====== RECORDS FOR THE TASK ======
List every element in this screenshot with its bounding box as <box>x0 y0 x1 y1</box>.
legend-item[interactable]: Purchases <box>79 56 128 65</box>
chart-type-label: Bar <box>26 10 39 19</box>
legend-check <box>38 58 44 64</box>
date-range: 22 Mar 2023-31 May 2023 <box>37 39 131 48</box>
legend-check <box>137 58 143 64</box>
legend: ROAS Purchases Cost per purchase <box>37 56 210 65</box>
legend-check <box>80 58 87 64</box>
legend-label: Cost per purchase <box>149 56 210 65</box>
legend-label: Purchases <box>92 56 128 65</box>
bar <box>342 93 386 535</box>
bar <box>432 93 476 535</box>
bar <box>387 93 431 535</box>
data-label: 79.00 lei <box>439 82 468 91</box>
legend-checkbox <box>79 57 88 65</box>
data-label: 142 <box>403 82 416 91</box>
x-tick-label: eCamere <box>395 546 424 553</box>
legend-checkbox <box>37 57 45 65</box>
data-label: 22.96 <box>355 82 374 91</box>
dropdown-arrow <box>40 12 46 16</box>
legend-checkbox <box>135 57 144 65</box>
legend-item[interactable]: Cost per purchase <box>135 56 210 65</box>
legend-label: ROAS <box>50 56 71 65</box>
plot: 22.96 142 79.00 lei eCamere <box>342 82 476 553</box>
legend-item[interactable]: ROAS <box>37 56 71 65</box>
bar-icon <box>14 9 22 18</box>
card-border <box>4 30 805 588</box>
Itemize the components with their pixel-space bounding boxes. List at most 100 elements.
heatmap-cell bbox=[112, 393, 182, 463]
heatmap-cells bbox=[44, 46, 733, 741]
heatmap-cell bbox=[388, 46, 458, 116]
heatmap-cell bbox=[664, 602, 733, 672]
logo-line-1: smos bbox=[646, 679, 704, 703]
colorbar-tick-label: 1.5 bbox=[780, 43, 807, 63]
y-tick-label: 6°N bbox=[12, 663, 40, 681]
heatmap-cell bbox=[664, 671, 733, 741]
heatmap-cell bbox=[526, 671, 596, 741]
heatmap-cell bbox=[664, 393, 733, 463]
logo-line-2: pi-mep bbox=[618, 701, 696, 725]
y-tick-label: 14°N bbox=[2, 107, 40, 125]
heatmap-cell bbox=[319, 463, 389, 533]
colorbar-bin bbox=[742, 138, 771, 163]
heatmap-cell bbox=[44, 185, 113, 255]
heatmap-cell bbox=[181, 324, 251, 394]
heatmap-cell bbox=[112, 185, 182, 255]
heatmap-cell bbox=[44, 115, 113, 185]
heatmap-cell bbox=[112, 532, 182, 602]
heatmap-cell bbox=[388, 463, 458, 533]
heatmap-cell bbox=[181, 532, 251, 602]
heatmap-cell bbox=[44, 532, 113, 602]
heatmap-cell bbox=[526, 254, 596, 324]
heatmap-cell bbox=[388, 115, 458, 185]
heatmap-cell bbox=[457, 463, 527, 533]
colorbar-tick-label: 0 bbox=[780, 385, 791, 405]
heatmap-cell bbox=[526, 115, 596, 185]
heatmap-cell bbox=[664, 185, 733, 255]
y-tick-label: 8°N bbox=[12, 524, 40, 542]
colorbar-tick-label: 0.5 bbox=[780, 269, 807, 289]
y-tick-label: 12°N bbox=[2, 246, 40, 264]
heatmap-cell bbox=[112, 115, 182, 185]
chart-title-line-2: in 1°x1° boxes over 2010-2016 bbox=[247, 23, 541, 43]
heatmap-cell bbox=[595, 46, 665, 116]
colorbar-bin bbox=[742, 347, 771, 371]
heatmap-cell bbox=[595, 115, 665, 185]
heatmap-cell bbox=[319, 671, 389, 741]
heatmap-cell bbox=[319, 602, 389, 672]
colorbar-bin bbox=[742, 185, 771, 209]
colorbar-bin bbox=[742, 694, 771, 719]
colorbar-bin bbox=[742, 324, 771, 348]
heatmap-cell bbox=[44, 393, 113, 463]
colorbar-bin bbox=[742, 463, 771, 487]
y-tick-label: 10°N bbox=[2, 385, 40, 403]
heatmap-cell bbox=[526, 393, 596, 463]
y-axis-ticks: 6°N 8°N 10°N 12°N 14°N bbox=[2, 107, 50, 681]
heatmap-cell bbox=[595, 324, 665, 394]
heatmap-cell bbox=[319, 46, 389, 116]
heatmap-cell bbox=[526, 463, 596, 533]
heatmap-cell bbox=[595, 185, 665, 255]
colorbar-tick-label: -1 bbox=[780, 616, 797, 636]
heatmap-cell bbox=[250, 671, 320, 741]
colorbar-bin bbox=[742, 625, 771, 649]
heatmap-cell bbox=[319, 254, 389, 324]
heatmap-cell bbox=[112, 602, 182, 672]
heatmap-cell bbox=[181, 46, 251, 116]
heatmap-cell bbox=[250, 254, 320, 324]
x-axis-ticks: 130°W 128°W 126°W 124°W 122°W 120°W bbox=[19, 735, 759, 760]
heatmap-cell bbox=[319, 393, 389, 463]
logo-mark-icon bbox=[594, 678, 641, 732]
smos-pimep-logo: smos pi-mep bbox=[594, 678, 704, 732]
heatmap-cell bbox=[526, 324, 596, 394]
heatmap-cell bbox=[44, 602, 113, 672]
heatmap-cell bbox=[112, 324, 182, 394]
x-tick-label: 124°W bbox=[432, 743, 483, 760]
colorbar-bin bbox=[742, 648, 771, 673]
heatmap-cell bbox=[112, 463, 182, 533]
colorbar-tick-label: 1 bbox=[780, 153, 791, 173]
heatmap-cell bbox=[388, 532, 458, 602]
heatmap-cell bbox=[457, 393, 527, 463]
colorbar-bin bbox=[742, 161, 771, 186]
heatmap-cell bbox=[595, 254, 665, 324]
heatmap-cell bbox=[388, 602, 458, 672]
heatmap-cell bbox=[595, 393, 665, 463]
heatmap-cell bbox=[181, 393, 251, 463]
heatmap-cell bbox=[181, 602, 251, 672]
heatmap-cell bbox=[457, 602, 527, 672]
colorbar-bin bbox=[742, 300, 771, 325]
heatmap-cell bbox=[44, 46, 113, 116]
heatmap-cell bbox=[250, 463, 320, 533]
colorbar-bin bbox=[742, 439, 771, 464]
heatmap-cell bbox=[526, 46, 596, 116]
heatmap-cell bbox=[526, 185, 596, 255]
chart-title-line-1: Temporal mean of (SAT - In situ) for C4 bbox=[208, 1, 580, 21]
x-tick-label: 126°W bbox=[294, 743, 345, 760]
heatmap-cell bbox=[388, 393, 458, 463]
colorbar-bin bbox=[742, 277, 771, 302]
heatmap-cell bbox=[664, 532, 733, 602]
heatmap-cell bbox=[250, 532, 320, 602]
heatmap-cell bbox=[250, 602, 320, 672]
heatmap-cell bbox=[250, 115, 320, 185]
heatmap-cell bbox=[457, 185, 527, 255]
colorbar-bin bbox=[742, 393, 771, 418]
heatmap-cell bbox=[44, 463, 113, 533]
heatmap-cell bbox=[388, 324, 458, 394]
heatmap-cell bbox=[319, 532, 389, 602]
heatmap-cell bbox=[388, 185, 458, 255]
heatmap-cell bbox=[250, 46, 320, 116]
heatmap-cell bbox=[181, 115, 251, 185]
======
EXERCISE BRIEF. Repeat all of the items above word for word, keeping every line and character unchanged.

FULL ANSWER.
List every element in this screenshot with its bounding box as <box>x0 y0 x1 y1</box>.
legend-item[interactable]: Purchases <box>79 56 128 65</box>
chart-type-label: Bar <box>26 10 39 19</box>
legend-check <box>38 58 44 64</box>
date-range: 22 Mar 2023-31 May 2023 <box>37 39 131 48</box>
legend-check <box>137 58 143 64</box>
legend: ROAS Purchases Cost per purchase <box>37 56 210 65</box>
legend-check <box>80 58 87 64</box>
legend-label: Cost per purchase <box>149 56 210 65</box>
legend-label: Purchases <box>92 56 128 65</box>
bar <box>342 93 386 535</box>
bar <box>432 93 476 535</box>
bar <box>387 93 431 535</box>
data-label: 79.00 lei <box>439 82 468 91</box>
legend-checkbox <box>79 57 88 65</box>
data-label: 142 <box>403 82 416 91</box>
x-tick-label: eCamere <box>395 546 424 553</box>
legend-checkbox <box>37 57 45 65</box>
data-label: 22.96 <box>355 82 374 91</box>
dropdown-arrow <box>40 12 46 16</box>
legend-checkbox <box>135 57 144 65</box>
legend-item[interactable]: Cost per purchase <box>135 56 210 65</box>
legend-label: ROAS <box>50 56 71 65</box>
plot: 22.96 142 79.00 lei eCamere <box>342 82 476 553</box>
legend-item[interactable]: ROAS <box>37 56 71 65</box>
bar-icon <box>14 9 22 18</box>
card-border <box>4 30 805 588</box>
Itemize the components with their pixel-space bounding boxes. List at most 100 elements.
heatmap-cell bbox=[112, 393, 182, 463]
heatmap-cells bbox=[44, 46, 733, 741]
heatmap-cell bbox=[388, 46, 458, 116]
heatmap-cell bbox=[664, 602, 733, 672]
logo-line-1: smos bbox=[646, 679, 704, 703]
colorbar-tick-label: 1.5 bbox=[780, 43, 807, 63]
y-tick-label: 6°N bbox=[12, 663, 40, 681]
heatmap-cell bbox=[664, 671, 733, 741]
heatmap-cell bbox=[526, 671, 596, 741]
heatmap-cell bbox=[664, 393, 733, 463]
logo-line-2: pi-mep bbox=[618, 701, 696, 725]
y-tick-label: 14°N bbox=[2, 107, 40, 125]
heatmap-cell bbox=[319, 463, 389, 533]
colorbar-bin bbox=[742, 138, 771, 163]
heatmap-cell bbox=[44, 185, 113, 255]
heatmap-cell bbox=[181, 324, 251, 394]
heatmap-cell bbox=[112, 185, 182, 255]
heatmap-cell bbox=[44, 115, 113, 185]
heatmap-cell bbox=[112, 532, 182, 602]
heatmap-cell bbox=[388, 463, 458, 533]
heatmap-cell bbox=[181, 532, 251, 602]
heatmap-cell bbox=[44, 532, 113, 602]
heatmap-cell bbox=[526, 254, 596, 324]
heatmap-cell bbox=[388, 115, 458, 185]
heatmap-cell bbox=[457, 463, 527, 533]
colorbar-tick-label: 0 bbox=[780, 385, 791, 405]
heatmap-cell bbox=[526, 115, 596, 185]
heatmap-cell bbox=[664, 185, 733, 255]
y-tick-label: 8°N bbox=[12, 524, 40, 542]
colorbar-tick-label: 0.5 bbox=[780, 269, 807, 289]
y-tick-label: 12°N bbox=[2, 246, 40, 264]
heatmap-cell bbox=[112, 115, 182, 185]
chart-title-line-2: in 1°x1° boxes over 2010-2016 bbox=[247, 23, 541, 43]
heatmap-cell bbox=[595, 46, 665, 116]
colorbar-bin bbox=[742, 347, 771, 371]
heatmap-cell bbox=[595, 115, 665, 185]
heatmap-cell bbox=[319, 671, 389, 741]
heatmap-cell bbox=[319, 602, 389, 672]
colorbar-bin bbox=[742, 185, 771, 209]
colorbar-bin bbox=[742, 694, 771, 719]
colorbar-bin bbox=[742, 324, 771, 348]
heatmap-cell bbox=[44, 393, 113, 463]
colorbar-bin bbox=[742, 463, 771, 487]
y-tick-label: 10°N bbox=[2, 385, 40, 403]
heatmap-cell bbox=[526, 393, 596, 463]
y-axis-ticks: 6°N 8°N 10°N 12°N 14°N bbox=[2, 107, 50, 681]
heatmap-cell bbox=[595, 324, 665, 394]
heatmap-cell bbox=[319, 46, 389, 116]
heatmap-cell bbox=[526, 463, 596, 533]
heatmap-cell bbox=[595, 185, 665, 255]
colorbar-tick-label: -1 bbox=[780, 616, 797, 636]
heatmap-cell bbox=[250, 671, 320, 741]
colorbar-bin bbox=[742, 625, 771, 649]
heatmap-cell bbox=[319, 254, 389, 324]
heatmap-cell bbox=[112, 602, 182, 672]
heatmap-cell bbox=[181, 46, 251, 116]
heatmap-cell bbox=[250, 254, 320, 324]
x-axis-ticks: 130°W 128°W 126°W 124°W 122°W 120°W bbox=[19, 735, 759, 760]
heatmap-cell bbox=[319, 393, 389, 463]
logo-mark-icon bbox=[594, 678, 641, 732]
smos-pimep-logo: smos pi-mep bbox=[594, 678, 704, 732]
heatmap-cell bbox=[526, 324, 596, 394]
heatmap-cell bbox=[44, 602, 113, 672]
heatmap-cell bbox=[112, 324, 182, 394]
x-tick-label: 124°W bbox=[432, 743, 483, 760]
colorbar-bin bbox=[742, 648, 771, 673]
heatmap-cell bbox=[112, 463, 182, 533]
colorbar-tick-label: 1 bbox=[780, 153, 791, 173]
heatmap-cell bbox=[388, 532, 458, 602]
heatmap-cell bbox=[457, 393, 527, 463]
colorbar-bin bbox=[742, 161, 771, 186]
heatmap-cell bbox=[595, 254, 665, 324]
heatmap-cell bbox=[388, 602, 458, 672]
heatmap-cell bbox=[595, 393, 665, 463]
heatmap-cell bbox=[181, 393, 251, 463]
heatmap-cell bbox=[181, 602, 251, 672]
heatmap-cell bbox=[457, 602, 527, 672]
colorbar-bin bbox=[742, 300, 771, 325]
heatmap-cell bbox=[44, 46, 113, 116]
heatmap-cell bbox=[250, 463, 320, 533]
colorbar-bin bbox=[742, 439, 771, 464]
heatmap-cell bbox=[526, 46, 596, 116]
heatmap-cell bbox=[526, 185, 596, 255]
chart-title-line-1: Temporal mean of (SAT - In situ) for C4 bbox=[208, 1, 580, 21]
x-tick-label: 126°W bbox=[294, 743, 345, 760]
heatmap-cell bbox=[388, 393, 458, 463]
colorbar-bin bbox=[742, 277, 771, 302]
heatmap-cell bbox=[664, 532, 733, 602]
heatmap-cell bbox=[250, 532, 320, 602]
heatmap-cell bbox=[250, 602, 320, 672]
heatmap-cell bbox=[250, 115, 320, 185]
heatmap-cell bbox=[457, 185, 527, 255]
colorbar-bin bbox=[742, 393, 771, 418]
heatmap-cell bbox=[44, 463, 113, 533]
heatmap-cell bbox=[388, 324, 458, 394]
heatmap-cell bbox=[319, 532, 389, 602]
heatmap-cell bbox=[388, 185, 458, 255]
heatmap-cell bbox=[250, 46, 320, 116]
heatmap-cell bbox=[181, 115, 251, 185]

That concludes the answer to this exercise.